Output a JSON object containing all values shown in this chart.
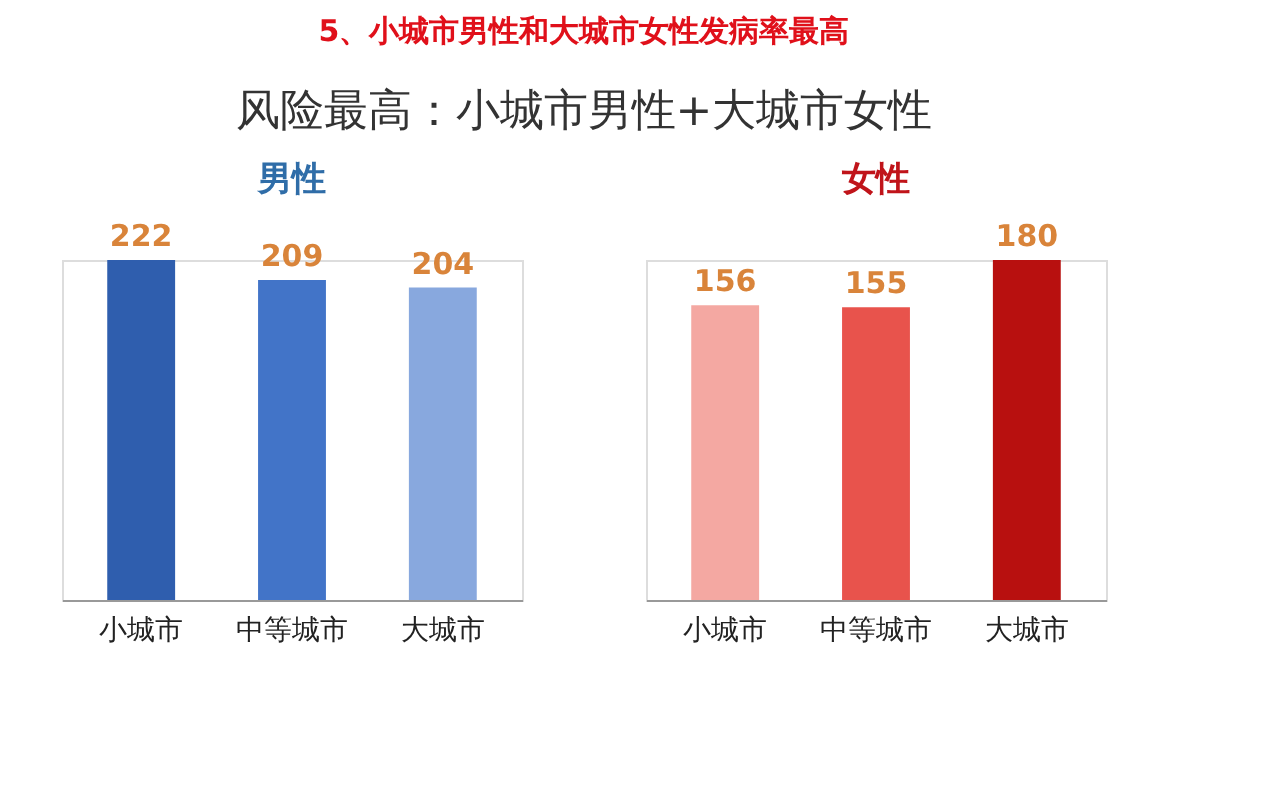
{
  "chart_data": [
    {
      "type": "bar",
      "title": "男性",
      "annotations": [
        "5、小城市男性和大城市女性发病率最高",
        "风险最高：小城市男性+大城市女性"
      ],
      "categories": [
        "小城市",
        "中等城市",
        "大城市"
      ],
      "values": [
        222,
        209,
        204
      ],
      "colors": [
        "#2f5eae",
        "#4274c8",
        "#88a8de"
      ],
      "data_labels": true
    },
    {
      "type": "bar",
      "title": "女性",
      "categories": [
        "小城市",
        "中等城市",
        "大城市"
      ],
      "values": [
        156,
        155,
        180
      ],
      "colors": [
        "#f4a8a2",
        "#e8534c",
        "#b8100f"
      ],
      "data_labels": true
    }
  ]
}
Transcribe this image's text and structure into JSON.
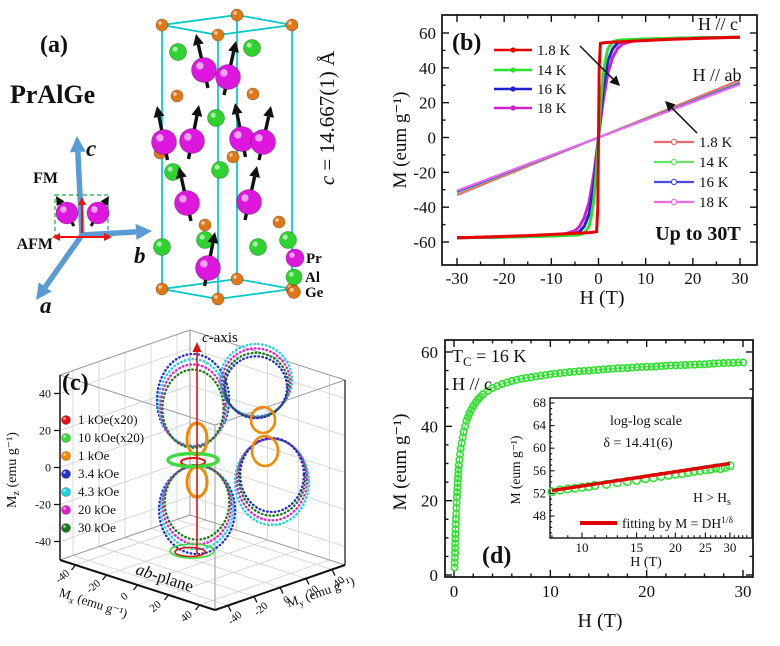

● ● ● ●

__Directions__: An exact transcription of all the entries is required, without the pictures.

__Reply to the task__:
Output a JSON object containing all values shown in this chart.
{
  "chart_data": [
    {
      "type": "bar",
      "title": "男性",
      "annotations": [
        "5、小城市男性和大城市女性发病率最高",
        "风险最高：小城市男性+大城市女性"
      ],
      "categories": [
        "小城市",
        "中等城市",
        "大城市"
      ],
      "values": [
        222,
        209,
        204
      ],
      "colors": [
        "#2f5eae",
        "#4274c8",
        "#88a8de"
      ],
      "data_labels": true
    },
    {
      "type": "bar",
      "title": "女性",
      "categories": [
        "小城市",
        "中等城市",
        "大城市"
      ],
      "values": [
        156,
        155,
        180
      ],
      "colors": [
        "#f4a8a2",
        "#e8534c",
        "#b8100f"
      ],
      "data_labels": true
    }
  ]
}
Transcribe this image's text and structure into JSON.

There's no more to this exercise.